Directions for this task – Copy every line that mentions the word "length".

(Items listed in a dataset)
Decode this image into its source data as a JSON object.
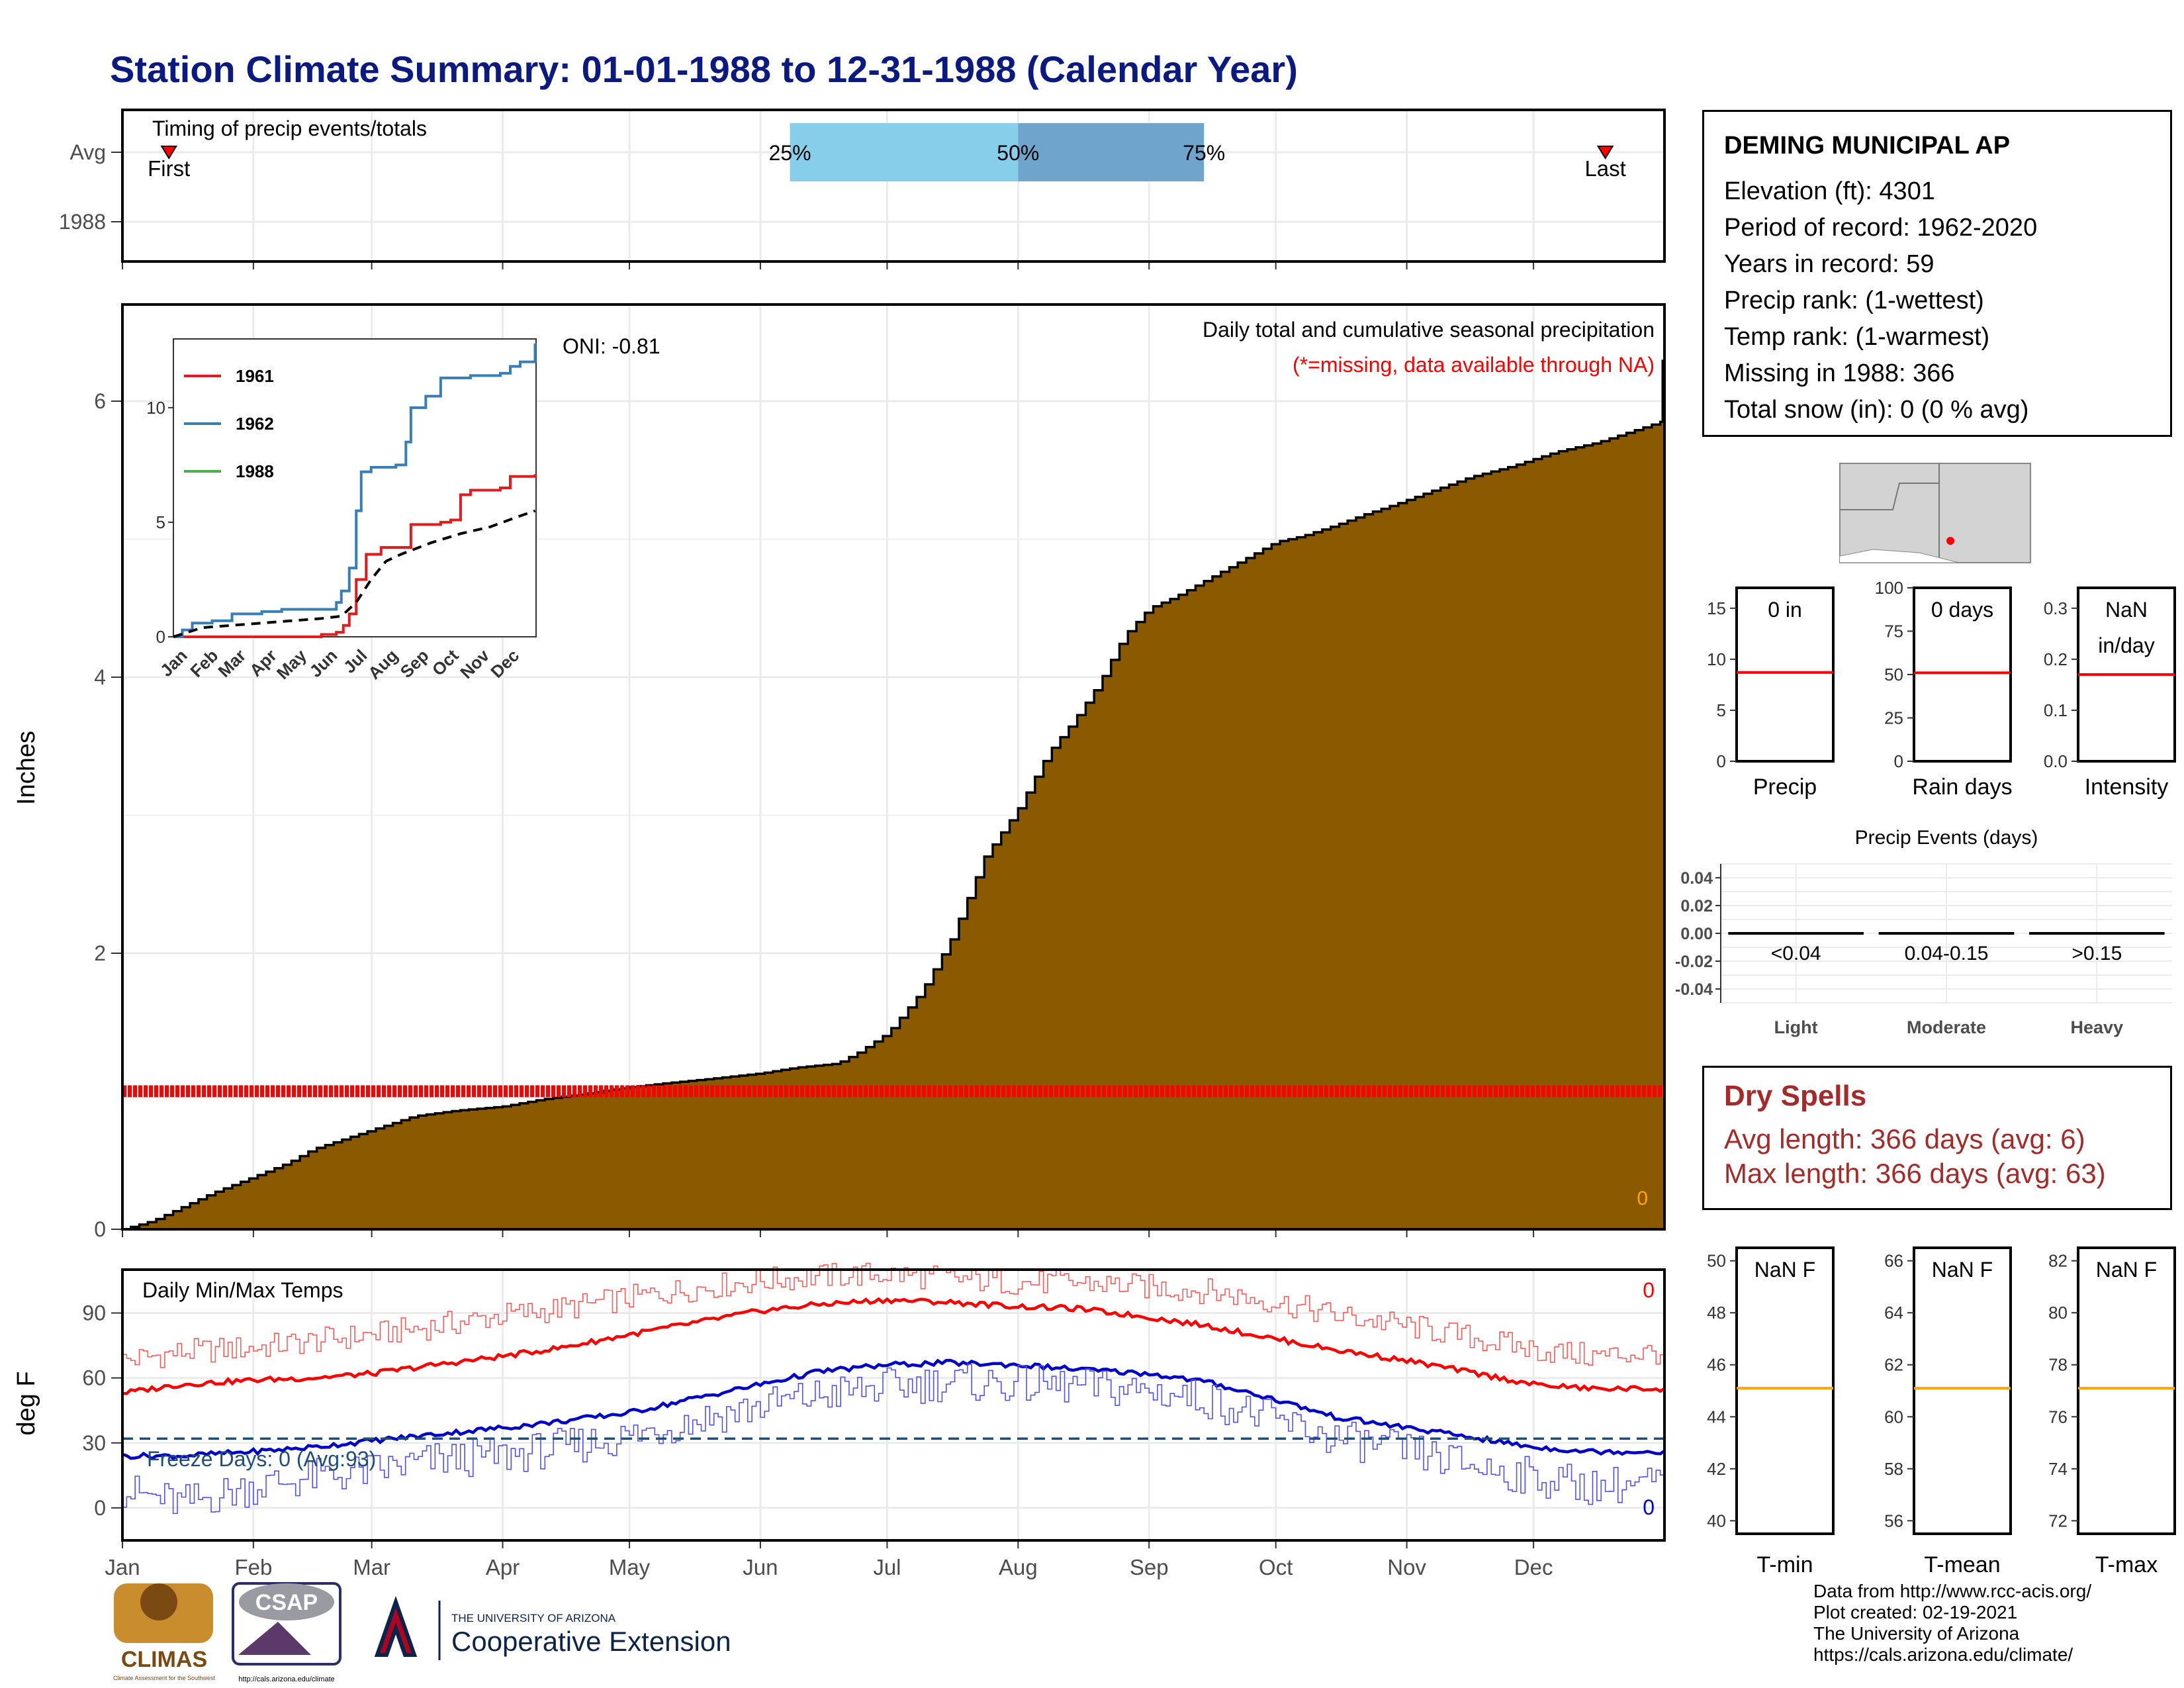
{
  "page": {
    "title": "Station Climate Summary: 01-01-1988 to 12-31-1988 (Calendar Year)"
  },
  "station": {
    "name": "DEMING MUNICIPAL AP",
    "elevation": "Elevation (ft): 4301",
    "period": "Period of record: 1962-2020",
    "years": "Years in record: 59",
    "precip_rank": "Precip rank:  (1-wettest)",
    "temp_rank": "Temp rank:  (1-warmest)",
    "missing": "Missing in 1988: 366",
    "snow": "Total snow (in): 0 (0 % avg)"
  },
  "dry_spells": {
    "title": "Dry Spells",
    "avg": "Avg length: 366 days (avg: 6)",
    "max": "Max length: 366 days (avg: 63)"
  },
  "credits": {
    "line1": "Data from http://www.rcc-acis.org/",
    "line2": "Plot created: 02-19-2021",
    "line3": "The University of Arizona",
    "line4": "https://cals.arizona.edu/climate/"
  },
  "logos": {
    "climas": "CLIMAS",
    "climas_sub": "Climate Assessment for the Southwest",
    "csap": "CSAP",
    "csap_url": "http://cals.arizona.edu/climate",
    "ua_small": "THE UNIVERSITY OF ARIZONA",
    "ua_big": "Cooperative Extension"
  },
  "colors": {
    "title": "#0b1a80",
    "precip_fill": "#8b5a00",
    "missing": "#ff0000",
    "q_light": "#87ceeb",
    "q_dark": "#6fa5cc",
    "tmax": "#ff0000",
    "tmin": "#0000cc",
    "freeze": "#1f4e79",
    "orange": "#ffa500",
    "dry": "#a52a2a"
  },
  "chart_data": [
    {
      "id": "timing",
      "type": "bar",
      "title": "Timing of precip events/totals",
      "rows": [
        "Avg",
        "1988"
      ],
      "quantiles": [
        {
          "label": "25%",
          "doy": 159
        },
        {
          "label": "50%",
          "doy": 213
        },
        {
          "label": "75%",
          "doy": 257
        }
      ],
      "first": {
        "label": "First",
        "doy": 12
      },
      "last": {
        "label": "Last",
        "doy": 352
      }
    },
    {
      "id": "cumulative",
      "type": "area",
      "title": "Daily total and cumulative seasonal precipitation",
      "subtitle": "(*=missing, data available through NA)",
      "ylabel": "Inches",
      "ylim": [
        0,
        6.7
      ],
      "yticks": [
        0,
        2,
        4,
        6
      ],
      "oni": "ONI: -0.81",
      "missing_level": 1.0,
      "corner_value": "0",
      "series": [
        {
          "x": [
            1,
            8,
            15,
            22,
            32,
            40,
            46,
            55,
            60,
            70,
            80,
            91,
            100,
            110,
            121,
            130,
            140,
            152,
            160,
            170,
            175,
            182,
            190,
            197,
            205,
            213,
            220,
            226,
            232,
            238,
            244,
            250,
            256,
            262,
            268,
            274,
            280,
            288,
            295,
            302,
            310,
            320,
            330,
            340,
            350,
            360,
            365
          ],
          "values": [
            0.0,
            0.06,
            0.16,
            0.26,
            0.38,
            0.48,
            0.58,
            0.67,
            0.72,
            0.82,
            0.86,
            0.89,
            0.94,
            0.98,
            1.03,
            1.06,
            1.09,
            1.13,
            1.17,
            1.2,
            1.28,
            1.42,
            1.72,
            2.1,
            2.7,
            3.05,
            3.45,
            3.68,
            3.95,
            4.3,
            4.5,
            4.58,
            4.68,
            4.78,
            4.88,
            4.98,
            5.02,
            5.1,
            5.18,
            5.25,
            5.34,
            5.45,
            5.53,
            5.63,
            5.7,
            5.8,
            5.85
          ]
        }
      ]
    },
    {
      "id": "inset",
      "type": "line",
      "ylim": [
        0,
        13
      ],
      "yticks": [
        0,
        5,
        10
      ],
      "months": [
        "Jan",
        "Feb",
        "Mar",
        "Apr",
        "May",
        "Jun",
        "Jul",
        "Aug",
        "Sep",
        "Oct",
        "Nov",
        "Dec"
      ],
      "series": [
        {
          "name": "1961",
          "color": "#e41a1c",
          "x": [
            1,
            120,
            150,
            165,
            172,
            178,
            185,
            195,
            210,
            240,
            270,
            280,
            290,
            300,
            330,
            340,
            365
          ],
          "values": [
            0,
            0,
            0.1,
            0.2,
            0.5,
            1.0,
            2.5,
            3.6,
            3.9,
            4.9,
            5.0,
            5.1,
            6.2,
            6.4,
            6.5,
            7.0,
            7.1
          ]
        },
        {
          "name": "1962",
          "color": "#377eb8",
          "x": [
            1,
            10,
            20,
            40,
            60,
            90,
            110,
            130,
            150,
            165,
            170,
            178,
            185,
            190,
            200,
            225,
            235,
            240,
            255,
            270,
            300,
            330,
            340,
            350,
            365
          ],
          "values": [
            0,
            0.3,
            0.6,
            0.7,
            1.0,
            1.1,
            1.2,
            1.2,
            1.2,
            1.5,
            2.0,
            3.0,
            5.5,
            7.2,
            7.4,
            7.5,
            8.5,
            10.0,
            10.5,
            11.3,
            11.4,
            11.5,
            11.8,
            12.0,
            12.8
          ]
        },
        {
          "name": "1988",
          "color": "#4daf4a",
          "x": [],
          "values": []
        },
        {
          "name": "",
          "color": "#000000",
          "dashed": true,
          "x": [
            1,
            30,
            60,
            90,
            120,
            150,
            170,
            185,
            200,
            215,
            230,
            260,
            290,
            320,
            345,
            365
          ],
          "values": [
            0,
            0.4,
            0.5,
            0.6,
            0.7,
            0.8,
            0.9,
            1.5,
            2.5,
            3.3,
            3.6,
            4.1,
            4.5,
            4.8,
            5.2,
            5.5
          ]
        }
      ]
    },
    {
      "id": "mini_precip",
      "type": "bar",
      "ylim": [
        0,
        17
      ],
      "yticks": [
        0,
        5,
        10,
        15
      ],
      "avg": 8.7,
      "value_text": "0 in",
      "label": "Precip"
    },
    {
      "id": "mini_raindays",
      "type": "bar",
      "ylim": [
        0,
        100
      ],
      "yticks": [
        0,
        25,
        50,
        75,
        100
      ],
      "avg": 51,
      "value_text": "0 days",
      "label": "Rain days"
    },
    {
      "id": "mini_intensity",
      "type": "bar",
      "ylim": [
        0,
        0.34
      ],
      "yticks": [
        0.0,
        0.1,
        0.2,
        0.3
      ],
      "avg": 0.17,
      "value_text": "NaN",
      "value_text2": "in/day",
      "label": "Intensity"
    },
    {
      "id": "events",
      "type": "bar",
      "title": "Precip Events (days)",
      "categories": [
        "Light",
        "Moderate",
        "Heavy"
      ],
      "bins": [
        "<0.04",
        "0.04-0.15",
        ">0.15"
      ],
      "values": [
        0,
        0,
        0
      ],
      "ylim": [
        -0.05,
        0.05
      ],
      "yticks": [
        -0.04,
        -0.02,
        0.0,
        0.02,
        0.04
      ]
    },
    {
      "id": "temps",
      "type": "line",
      "title": "Daily Min/Max Temps",
      "ylabel": "deg F",
      "ylim": [
        -15,
        110
      ],
      "yticks": [
        0,
        30,
        60,
        90
      ],
      "freeze_level": 32,
      "freeze_text": "Freeze Days: 0 (Avg:93)",
      "max_count": "0",
      "min_count": "0",
      "months": [
        "Jan",
        "Feb",
        "Mar",
        "Apr",
        "May",
        "Jun",
        "Jul",
        "Aug",
        "Sep",
        "Oct",
        "Nov",
        "Dec"
      ],
      "series": [
        {
          "name": "",
          "kind": "avg_max",
          "x": [
            1,
            15,
            32,
            46,
            60,
            75,
            91,
            105,
            121,
            135,
            152,
            166,
            182,
            196,
            213,
            227,
            244,
            258,
            274,
            288,
            305,
            319,
            335,
            349,
            365
          ],
          "values": [
            53,
            57,
            59,
            60,
            62,
            66,
            70,
            74,
            80,
            85,
            91,
            94,
            96,
            95,
            93,
            92,
            88,
            84,
            78,
            73,
            68,
            63,
            57,
            55,
            55
          ]
        },
        {
          "name": "",
          "kind": "rec_max",
          "x": [
            1,
            15,
            32,
            46,
            60,
            75,
            91,
            105,
            121,
            135,
            152,
            166,
            182,
            196,
            213,
            227,
            244,
            258,
            274,
            288,
            305,
            319,
            335,
            349,
            365
          ],
          "values": [
            68,
            72,
            74,
            77,
            80,
            84,
            89,
            92,
            97,
            101,
            105,
            107,
            108,
            106,
            104,
            104,
            102,
            100,
            95,
            89,
            84,
            79,
            73,
            70,
            72
          ]
        },
        {
          "name": "",
          "kind": "avg_min",
          "x": [
            1,
            15,
            32,
            46,
            60,
            75,
            91,
            105,
            121,
            135,
            152,
            166,
            182,
            196,
            213,
            227,
            244,
            258,
            274,
            288,
            305,
            319,
            335,
            349,
            365
          ],
          "values": [
            24,
            24,
            26,
            28,
            31,
            34,
            37,
            40,
            44,
            50,
            57,
            63,
            66,
            67,
            66,
            64,
            62,
            58,
            50,
            42,
            37,
            33,
            28,
            26,
            26
          ]
        },
        {
          "name": "",
          "kind": "rec_min",
          "x": [
            1,
            15,
            32,
            46,
            60,
            75,
            91,
            105,
            121,
            135,
            152,
            166,
            182,
            196,
            213,
            227,
            244,
            258,
            274,
            288,
            305,
            319,
            335,
            349,
            365
          ],
          "values": [
            8,
            2,
            10,
            14,
            17,
            22,
            24,
            28,
            33,
            40,
            47,
            52,
            56,
            58,
            57,
            56,
            54,
            50,
            40,
            32,
            26,
            20,
            14,
            10,
            12
          ]
        }
      ]
    },
    {
      "id": "mini_tmin",
      "type": "bar",
      "ylim": [
        39.5,
        50.5
      ],
      "yticks": [
        40,
        42,
        44,
        46,
        48,
        50
      ],
      "avg": 45.1,
      "value_text": "NaN F",
      "label": "T-min"
    },
    {
      "id": "mini_tmean",
      "type": "bar",
      "ylim": [
        55.5,
        66.5
      ],
      "yticks": [
        56,
        58,
        60,
        62,
        64,
        66
      ],
      "avg": 61.1,
      "value_text": "NaN F",
      "label": "T-mean"
    },
    {
      "id": "mini_tmax",
      "type": "bar",
      "ylim": [
        71.5,
        82.5
      ],
      "yticks": [
        72,
        74,
        76,
        78,
        80,
        82
      ],
      "avg": 77.1,
      "value_text": "NaN F",
      "label": "T-max"
    }
  ]
}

Written solution –
    "avg": "Avg length: 366 days (avg: 6)",
    "max": "Max length: 366 days (avg: 63)"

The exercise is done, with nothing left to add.